- **Task details**:
Tally the lines below that contain the word "condition", and give only that number.

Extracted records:
──────
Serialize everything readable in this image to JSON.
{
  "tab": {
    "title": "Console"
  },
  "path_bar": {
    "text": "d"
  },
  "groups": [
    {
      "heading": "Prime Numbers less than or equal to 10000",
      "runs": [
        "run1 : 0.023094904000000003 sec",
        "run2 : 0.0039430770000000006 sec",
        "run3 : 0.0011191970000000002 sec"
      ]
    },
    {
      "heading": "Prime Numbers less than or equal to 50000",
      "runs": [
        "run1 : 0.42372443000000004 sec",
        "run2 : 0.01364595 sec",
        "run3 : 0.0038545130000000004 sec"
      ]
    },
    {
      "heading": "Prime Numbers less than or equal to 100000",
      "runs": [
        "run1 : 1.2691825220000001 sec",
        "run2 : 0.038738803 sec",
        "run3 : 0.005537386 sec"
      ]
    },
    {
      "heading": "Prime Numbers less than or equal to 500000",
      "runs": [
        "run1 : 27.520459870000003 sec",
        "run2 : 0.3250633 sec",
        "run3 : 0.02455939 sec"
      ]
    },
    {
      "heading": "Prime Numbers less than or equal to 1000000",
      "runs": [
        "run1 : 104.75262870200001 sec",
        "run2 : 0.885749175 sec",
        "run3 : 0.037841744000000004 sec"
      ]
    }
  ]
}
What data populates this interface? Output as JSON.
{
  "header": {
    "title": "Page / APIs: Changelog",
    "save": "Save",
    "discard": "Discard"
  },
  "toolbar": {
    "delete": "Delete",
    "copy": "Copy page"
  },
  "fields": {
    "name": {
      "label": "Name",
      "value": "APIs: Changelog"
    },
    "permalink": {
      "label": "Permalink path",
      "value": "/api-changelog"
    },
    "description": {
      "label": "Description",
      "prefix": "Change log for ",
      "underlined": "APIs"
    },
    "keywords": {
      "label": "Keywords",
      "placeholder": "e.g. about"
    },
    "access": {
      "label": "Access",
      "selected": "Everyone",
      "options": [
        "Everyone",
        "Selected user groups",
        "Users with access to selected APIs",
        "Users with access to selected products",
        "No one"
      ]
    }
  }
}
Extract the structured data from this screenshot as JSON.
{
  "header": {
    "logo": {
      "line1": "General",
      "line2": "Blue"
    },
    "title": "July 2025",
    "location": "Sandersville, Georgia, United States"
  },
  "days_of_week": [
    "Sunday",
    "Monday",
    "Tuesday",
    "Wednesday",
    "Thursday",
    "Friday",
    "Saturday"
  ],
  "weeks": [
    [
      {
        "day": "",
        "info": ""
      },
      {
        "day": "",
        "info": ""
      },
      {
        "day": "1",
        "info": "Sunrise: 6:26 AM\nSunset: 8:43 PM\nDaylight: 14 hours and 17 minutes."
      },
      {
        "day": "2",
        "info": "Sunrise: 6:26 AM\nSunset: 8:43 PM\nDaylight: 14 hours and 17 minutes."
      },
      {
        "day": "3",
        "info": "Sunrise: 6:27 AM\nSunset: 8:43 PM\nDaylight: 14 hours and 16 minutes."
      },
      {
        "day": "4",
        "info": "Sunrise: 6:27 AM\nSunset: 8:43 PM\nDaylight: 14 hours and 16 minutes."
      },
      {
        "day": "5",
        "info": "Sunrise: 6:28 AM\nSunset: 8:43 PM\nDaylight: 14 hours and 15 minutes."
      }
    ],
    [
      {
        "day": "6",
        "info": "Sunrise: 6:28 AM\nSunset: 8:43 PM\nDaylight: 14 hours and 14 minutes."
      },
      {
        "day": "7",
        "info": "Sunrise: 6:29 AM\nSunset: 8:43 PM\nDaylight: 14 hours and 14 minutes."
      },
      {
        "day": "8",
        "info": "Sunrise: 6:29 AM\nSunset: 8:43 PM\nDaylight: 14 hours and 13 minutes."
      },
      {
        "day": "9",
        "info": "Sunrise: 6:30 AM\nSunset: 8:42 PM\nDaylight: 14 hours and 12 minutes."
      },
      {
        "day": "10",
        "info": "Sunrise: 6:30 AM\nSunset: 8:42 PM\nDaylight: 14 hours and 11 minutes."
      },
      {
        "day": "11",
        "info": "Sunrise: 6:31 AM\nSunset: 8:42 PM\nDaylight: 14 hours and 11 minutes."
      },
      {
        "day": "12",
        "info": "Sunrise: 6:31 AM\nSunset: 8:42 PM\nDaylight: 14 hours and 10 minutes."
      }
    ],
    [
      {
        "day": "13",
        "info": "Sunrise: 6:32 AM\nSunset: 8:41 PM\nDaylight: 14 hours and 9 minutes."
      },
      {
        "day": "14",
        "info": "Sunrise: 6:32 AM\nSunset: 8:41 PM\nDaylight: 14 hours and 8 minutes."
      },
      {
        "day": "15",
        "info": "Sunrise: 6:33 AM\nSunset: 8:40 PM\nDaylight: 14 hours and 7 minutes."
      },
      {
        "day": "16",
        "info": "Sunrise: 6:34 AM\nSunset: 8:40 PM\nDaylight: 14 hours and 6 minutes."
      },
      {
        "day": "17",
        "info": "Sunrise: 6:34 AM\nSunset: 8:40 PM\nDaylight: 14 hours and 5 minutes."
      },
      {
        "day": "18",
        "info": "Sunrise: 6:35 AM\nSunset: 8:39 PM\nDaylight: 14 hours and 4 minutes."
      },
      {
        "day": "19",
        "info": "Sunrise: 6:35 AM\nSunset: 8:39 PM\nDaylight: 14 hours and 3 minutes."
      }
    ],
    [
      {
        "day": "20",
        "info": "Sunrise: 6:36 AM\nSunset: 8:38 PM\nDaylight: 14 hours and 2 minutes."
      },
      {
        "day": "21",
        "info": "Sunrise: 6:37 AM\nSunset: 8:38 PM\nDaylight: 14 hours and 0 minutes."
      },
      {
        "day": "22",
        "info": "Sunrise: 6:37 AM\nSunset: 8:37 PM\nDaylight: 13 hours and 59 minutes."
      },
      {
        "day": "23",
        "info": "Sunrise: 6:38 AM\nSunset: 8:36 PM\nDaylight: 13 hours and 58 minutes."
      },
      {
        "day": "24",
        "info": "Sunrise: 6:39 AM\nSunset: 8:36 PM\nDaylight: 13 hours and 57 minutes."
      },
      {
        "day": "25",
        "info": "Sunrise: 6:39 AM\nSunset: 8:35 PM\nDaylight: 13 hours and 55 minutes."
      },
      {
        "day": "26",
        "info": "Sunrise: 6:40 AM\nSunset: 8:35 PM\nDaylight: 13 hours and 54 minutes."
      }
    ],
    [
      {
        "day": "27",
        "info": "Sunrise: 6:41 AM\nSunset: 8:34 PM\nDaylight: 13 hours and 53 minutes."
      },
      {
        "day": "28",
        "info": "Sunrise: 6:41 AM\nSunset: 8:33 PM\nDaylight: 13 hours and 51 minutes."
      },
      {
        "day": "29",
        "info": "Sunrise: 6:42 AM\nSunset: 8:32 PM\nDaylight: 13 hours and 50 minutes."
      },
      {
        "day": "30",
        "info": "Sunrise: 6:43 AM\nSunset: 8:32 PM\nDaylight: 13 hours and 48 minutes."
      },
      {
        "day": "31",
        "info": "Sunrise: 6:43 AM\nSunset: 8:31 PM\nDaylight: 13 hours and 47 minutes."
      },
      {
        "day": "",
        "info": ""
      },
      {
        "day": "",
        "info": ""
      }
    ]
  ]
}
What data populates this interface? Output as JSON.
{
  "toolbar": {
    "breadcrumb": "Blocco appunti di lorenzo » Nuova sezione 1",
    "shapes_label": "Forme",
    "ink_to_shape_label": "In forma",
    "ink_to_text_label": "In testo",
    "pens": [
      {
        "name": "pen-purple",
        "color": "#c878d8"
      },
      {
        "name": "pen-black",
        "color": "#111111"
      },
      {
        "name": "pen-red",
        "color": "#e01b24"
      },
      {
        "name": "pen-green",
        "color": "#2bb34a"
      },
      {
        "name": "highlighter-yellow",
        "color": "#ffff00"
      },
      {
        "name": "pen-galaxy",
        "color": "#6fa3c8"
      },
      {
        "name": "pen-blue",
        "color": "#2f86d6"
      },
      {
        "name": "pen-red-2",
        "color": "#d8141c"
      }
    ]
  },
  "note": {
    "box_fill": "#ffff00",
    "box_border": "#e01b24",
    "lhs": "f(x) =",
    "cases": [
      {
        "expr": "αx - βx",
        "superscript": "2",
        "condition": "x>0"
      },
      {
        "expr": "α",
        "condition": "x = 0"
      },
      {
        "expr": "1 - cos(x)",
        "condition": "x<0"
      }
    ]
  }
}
──────
- **Solution**:
3